Output the records. Match them exactly.

(Stored records)
----
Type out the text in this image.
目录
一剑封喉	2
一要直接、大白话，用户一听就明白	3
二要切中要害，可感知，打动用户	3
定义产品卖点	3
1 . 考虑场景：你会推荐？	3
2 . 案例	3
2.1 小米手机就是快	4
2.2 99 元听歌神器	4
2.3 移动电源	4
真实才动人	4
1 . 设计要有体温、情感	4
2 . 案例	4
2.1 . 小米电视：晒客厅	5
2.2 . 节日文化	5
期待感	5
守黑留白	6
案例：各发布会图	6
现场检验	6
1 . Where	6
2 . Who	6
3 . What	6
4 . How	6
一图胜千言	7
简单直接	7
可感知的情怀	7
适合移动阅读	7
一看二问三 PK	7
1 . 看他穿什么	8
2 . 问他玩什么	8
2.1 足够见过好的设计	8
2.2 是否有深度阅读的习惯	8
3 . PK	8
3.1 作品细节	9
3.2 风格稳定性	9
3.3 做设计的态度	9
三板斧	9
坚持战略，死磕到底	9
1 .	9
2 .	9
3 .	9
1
----
SOLUTION FOR THIS EXERCISE:
Type out the text in this image.
目录
一剑封喉	2
一要直接、大白话，用户一听就明白	3
二要切中要害，可感知，打动用户	3
定义产品卖点	3
1 . 考虑场景：你会推荐？	3
2 . 案例	3
2.1 小米手机就是快	4
2.2 99 元听歌神器	4
2.3 移动电源	4
真实才动人	4
1 . 设计要有体温、情感	4
2 . 案例	4
2.1 . 小米电视：晒客厅	5
2.2 . 节日文化	5
期待感	5
守黑留白	6
案例：各发布会图	6
现场检验	6
1 . Where	6
2 . Who	6
3 . What	6
4 . How	6
一图胜千言	7
简单直接	7
可感知的情怀	7
适合移动阅读	7
一看二问三 PK	7
1 . 看他穿什么	8
2 . 问他玩什么	8
2.1 足够见过好的设计	8
2.2 是否有深度阅读的习惯	8
3 . PK	8
3.1 作品细节	9
3.2 风格稳定性	9
3.3 做设计的态度	9
三板斧	9
坚持战略，死磕到底	9
1 .	9
2 .	9
3 .	9
1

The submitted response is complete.